### [To be done]
Filter the lines below, copying only those with the string "this".

### [Input records]
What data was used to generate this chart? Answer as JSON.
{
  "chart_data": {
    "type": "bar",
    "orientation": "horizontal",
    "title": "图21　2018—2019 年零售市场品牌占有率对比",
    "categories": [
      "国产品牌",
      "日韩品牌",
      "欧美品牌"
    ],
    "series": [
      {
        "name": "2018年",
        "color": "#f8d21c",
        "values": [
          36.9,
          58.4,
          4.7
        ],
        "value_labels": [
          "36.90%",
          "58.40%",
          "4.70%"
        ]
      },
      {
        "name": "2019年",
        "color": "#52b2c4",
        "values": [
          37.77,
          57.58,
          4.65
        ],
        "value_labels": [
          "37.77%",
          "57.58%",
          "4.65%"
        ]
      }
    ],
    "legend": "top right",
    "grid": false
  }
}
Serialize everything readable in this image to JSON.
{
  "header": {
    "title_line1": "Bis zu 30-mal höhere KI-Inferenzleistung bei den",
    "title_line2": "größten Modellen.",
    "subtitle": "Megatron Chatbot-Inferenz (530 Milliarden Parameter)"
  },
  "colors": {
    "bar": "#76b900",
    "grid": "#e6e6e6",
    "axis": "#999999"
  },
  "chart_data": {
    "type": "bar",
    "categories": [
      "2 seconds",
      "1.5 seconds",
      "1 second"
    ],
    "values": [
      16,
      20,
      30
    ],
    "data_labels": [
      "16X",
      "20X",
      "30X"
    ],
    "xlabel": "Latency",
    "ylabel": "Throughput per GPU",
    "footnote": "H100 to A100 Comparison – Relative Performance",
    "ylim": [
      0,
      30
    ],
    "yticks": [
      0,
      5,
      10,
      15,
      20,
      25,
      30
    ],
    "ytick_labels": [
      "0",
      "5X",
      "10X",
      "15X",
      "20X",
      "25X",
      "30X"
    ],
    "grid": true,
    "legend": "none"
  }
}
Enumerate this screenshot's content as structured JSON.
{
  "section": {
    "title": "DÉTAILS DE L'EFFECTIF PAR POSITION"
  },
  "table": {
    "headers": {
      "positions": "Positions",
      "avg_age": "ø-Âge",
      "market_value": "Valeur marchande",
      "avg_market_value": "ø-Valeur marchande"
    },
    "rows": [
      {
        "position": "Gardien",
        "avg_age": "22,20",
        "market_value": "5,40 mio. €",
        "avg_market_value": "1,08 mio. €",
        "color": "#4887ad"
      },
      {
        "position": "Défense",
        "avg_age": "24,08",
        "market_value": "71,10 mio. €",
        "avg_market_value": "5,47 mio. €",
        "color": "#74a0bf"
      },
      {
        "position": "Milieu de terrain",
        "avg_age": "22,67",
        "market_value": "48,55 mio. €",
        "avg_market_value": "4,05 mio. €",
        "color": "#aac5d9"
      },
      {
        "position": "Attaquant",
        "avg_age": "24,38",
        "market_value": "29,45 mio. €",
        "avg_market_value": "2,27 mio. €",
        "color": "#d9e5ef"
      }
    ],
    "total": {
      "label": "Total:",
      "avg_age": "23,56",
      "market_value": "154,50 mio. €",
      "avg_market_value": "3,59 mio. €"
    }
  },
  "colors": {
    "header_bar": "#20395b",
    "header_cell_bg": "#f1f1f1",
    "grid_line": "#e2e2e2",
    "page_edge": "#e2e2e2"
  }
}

### [Output of the task]
What data was used to generate this chart? Answer as JSON.
Serialize everything readable in this image to JSON.
Enumerate this screenshot's content as structured JSON.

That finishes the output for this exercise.